Given problem :: Report all lines from the entries below in which "выполнения" appears.

## start Dataset records

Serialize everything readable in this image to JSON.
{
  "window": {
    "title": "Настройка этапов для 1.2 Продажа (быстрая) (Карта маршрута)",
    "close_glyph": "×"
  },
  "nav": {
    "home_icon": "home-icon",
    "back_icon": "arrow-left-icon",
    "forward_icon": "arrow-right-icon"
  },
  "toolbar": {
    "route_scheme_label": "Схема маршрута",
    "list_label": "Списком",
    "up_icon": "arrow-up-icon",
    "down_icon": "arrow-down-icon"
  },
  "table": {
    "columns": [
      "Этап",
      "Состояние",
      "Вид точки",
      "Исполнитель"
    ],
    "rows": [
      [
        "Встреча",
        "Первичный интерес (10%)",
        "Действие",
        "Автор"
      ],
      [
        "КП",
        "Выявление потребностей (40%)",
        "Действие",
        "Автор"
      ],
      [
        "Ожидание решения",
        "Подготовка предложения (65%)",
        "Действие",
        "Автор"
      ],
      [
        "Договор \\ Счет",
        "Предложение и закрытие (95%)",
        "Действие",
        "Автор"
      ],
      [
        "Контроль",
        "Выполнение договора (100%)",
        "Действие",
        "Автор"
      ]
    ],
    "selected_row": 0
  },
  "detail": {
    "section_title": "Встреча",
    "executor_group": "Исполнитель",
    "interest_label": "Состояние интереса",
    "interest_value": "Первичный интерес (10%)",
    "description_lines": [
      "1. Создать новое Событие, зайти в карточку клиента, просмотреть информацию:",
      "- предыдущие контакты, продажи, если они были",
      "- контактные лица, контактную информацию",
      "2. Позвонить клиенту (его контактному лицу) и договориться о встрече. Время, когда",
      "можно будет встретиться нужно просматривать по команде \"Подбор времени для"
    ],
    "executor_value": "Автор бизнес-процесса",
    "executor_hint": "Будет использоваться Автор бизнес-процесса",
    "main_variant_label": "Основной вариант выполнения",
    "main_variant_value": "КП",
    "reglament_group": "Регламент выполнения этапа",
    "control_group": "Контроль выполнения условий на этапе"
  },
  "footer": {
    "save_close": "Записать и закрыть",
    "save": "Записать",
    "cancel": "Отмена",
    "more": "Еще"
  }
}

## end Dataset records

Answer to this problem ::
    "main_variant_label": "Основной вариант выполнения",
    "reglament_group": "Регламент выполнения этапа",
    "control_group": "Контроль выполнения условий на этапе"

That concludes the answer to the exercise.